Work order A:
Answer these questions from the blog post about the Mourdock chart:
(i) How many days after Mourdock's "Gift from God" statement did Melissa Harris-Perry deliver her tirade on MSNBC?
(ii) To what size was the image of all 4 volumes shrunk?
(iii) Which singer did Huckabee name as the result of a forcible rape?
Work order B:
Proceed with the blog post about the Mourdock chart, picking up right after its final sentence.

Since the election, it's continued to get reposted at a range of sites:
http://www.anarcho-punk.net/...
http://www.theliberalgunclub.com/...
http://thefivefoldpath.wordpress.com/...
http://www.politicaldog101.com/...
http://alwaysquestionauthority.com/...
http://awaypoint.wordpress.com/...
http://plumstchili.blogspot.com/...
Another video version: https://www.youtube.com/...
However, what I didn't know until yesterday was that Melissa Harris-Perry apparently used the first version of the chart as the introduction to this incredibly powerful 5-minute tirade on MSNBC against Richard Mourdock, the failed Indiana Senate candidate, just 4 days after his "Gift from God" statement (and just 3 days after I posted the original version).
Yes, the election is over. Yes, Mourdock got his ass handed to him, as did Todd Akin and many of the other assholes in the charts (others, sadly, continue to have the power to write legislation that impacts women at the state or, in some cases, federal level).
However, I'd still strongly advise EVERYONE, male or female, to watch this:
To which I respond:
Thank you, Ms. Harris-Perry. I'm honored and humbled to have been a part (however small) of your "Dear Mr. Mourdock" video letter.
And for those curious about how all 4 volumes look when placed all together, here it is...I had to shrink it down to 1/4 size to keep the diary even close to readable; click on it to open the full-size version:
Update: Since this has obviously re-opened the discussion about all things revolting in the GOP when it comes to rape, pregnancy and abortion, here's another gallon of gasoline to throw on the fire:
Huckabee: Rapes Create Some Amazing People
Rapes are "horrible," but sometimes they produce "extraordinary" people, one-time GOP presidential candidate Mike Huckabee told Missouri Rep. Todd Akin during his radio show yesterday. “Ethel Waters, for example, was the result of a forcible rape,” Huckabee said of the late singer. “I used to work for James Robison back in the 1970s. He leads a large Christian organization. He was the result of a forcible rape," Huckabee pointed out to Akin.
He added: "I know it happens, and yet even from those horrible, horrible tragedies of rape, which are inexcusable and indefensible, life has come and sometimes, those people are able to do extraordinary things.” Huckabee, who will be a speaker at the GOP National Convention, was attempting to provide the "softest possible landing" for Akin following the congressman's "foolish comments" about "legitimate rape" not resulting in pregnancy, notes the Los Angeles Times. Asked if his comments could destroy his Senate bid against incumbent Claire McCaskill, Akin shrugged off the question, saying he was not the first politician to suffer from "foot-in-mouth disease."

Stored entries:
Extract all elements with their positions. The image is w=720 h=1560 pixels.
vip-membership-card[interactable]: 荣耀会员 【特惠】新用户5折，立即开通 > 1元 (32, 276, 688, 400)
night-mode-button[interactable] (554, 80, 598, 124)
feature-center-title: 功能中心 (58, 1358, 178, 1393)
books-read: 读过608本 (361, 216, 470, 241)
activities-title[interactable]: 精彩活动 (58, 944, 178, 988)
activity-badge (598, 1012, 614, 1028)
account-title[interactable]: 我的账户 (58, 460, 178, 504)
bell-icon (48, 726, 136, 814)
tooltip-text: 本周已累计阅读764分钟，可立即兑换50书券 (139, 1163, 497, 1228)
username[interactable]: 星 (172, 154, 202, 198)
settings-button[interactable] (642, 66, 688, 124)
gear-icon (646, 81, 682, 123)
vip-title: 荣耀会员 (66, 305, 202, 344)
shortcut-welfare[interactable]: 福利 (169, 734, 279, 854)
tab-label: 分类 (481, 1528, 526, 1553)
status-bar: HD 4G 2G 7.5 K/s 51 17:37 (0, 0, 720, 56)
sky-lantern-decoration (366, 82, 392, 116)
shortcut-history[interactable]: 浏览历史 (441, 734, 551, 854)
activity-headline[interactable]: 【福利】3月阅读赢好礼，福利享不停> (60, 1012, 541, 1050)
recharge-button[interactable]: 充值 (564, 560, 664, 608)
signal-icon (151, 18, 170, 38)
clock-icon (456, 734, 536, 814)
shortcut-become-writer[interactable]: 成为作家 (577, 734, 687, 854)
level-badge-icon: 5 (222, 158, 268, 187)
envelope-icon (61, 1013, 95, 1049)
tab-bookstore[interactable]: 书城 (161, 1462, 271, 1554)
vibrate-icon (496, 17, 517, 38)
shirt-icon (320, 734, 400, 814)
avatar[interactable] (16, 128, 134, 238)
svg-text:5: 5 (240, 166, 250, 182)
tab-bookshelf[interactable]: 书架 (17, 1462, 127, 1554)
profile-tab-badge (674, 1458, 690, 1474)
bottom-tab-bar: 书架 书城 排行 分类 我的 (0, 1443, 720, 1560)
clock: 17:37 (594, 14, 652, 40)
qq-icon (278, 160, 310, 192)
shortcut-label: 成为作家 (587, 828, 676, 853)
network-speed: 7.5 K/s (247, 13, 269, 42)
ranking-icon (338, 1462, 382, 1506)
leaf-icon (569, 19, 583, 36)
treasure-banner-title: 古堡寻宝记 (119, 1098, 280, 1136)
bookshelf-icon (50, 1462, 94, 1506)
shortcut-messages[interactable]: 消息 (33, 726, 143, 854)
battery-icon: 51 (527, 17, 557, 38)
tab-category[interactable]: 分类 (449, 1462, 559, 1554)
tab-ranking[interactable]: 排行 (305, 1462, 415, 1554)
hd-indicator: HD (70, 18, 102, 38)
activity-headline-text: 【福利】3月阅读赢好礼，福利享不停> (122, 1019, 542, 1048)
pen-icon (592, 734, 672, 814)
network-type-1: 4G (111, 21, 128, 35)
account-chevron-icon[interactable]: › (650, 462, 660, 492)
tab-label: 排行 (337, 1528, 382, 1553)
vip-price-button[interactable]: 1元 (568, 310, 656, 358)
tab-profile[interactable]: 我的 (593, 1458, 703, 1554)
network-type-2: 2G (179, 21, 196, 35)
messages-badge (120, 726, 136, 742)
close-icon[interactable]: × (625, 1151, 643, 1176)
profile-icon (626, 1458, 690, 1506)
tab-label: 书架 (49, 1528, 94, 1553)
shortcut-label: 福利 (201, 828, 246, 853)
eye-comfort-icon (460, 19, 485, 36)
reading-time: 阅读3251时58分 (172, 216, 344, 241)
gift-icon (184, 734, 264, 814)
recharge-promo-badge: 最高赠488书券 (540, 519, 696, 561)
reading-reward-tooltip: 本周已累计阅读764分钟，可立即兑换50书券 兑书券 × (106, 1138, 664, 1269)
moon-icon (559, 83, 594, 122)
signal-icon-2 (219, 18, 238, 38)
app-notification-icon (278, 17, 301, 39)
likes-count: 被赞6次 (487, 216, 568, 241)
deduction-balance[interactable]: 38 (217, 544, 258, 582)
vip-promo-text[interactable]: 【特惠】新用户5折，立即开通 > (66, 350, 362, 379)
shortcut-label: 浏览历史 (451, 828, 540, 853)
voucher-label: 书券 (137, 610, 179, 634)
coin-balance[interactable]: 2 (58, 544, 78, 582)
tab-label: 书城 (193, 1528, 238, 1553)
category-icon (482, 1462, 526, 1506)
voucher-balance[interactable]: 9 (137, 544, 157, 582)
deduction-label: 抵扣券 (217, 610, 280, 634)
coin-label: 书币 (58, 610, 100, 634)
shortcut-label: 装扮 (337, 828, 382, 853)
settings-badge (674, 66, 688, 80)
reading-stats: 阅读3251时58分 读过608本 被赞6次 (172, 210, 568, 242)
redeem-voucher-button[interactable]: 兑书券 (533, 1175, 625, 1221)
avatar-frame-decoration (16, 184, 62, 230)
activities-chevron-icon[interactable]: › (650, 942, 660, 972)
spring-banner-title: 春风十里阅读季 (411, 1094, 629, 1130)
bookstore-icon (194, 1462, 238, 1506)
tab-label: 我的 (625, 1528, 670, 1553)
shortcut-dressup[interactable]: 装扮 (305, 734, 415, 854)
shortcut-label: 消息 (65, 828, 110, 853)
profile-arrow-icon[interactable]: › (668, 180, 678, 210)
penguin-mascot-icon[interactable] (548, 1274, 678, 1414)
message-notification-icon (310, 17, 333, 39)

Output A:
(i) 4 days
(ii) 1/4 size
(iii) Ethel Waters

Output B:
Also, while I'm on the subject, here's another incredibly disturbing bit of news which isn't even necessarily Republican-specific:
31 States Allow Rapists Custody and Visitation Rights
In the wake of Todd Akin's comments about pregnancy rarely resulting from "legitimate rape," lawyer Shauna Prewitt highlights a reality for women in that situation in a column on CNN: In a majority of states, attackers are afforded the same rights as other fathers.
Prewitt, herself a rape survivor who gave birth to a daughter as a result of her attack, explains that 31 states have no laws that bar rapists from seeking custody or visitation rights. For Prewitt that astounding fact is personal. Her rapist attempted to get custody of her daughter, "but thankfully I got lucky and his visitation rights were terminated," she said, according to a profile of her by The Am Law Daily's Brain Baxter. She added: "I'm not sure I would have made the decision I did had I known I might be tethered to my rapist for the rest of my life."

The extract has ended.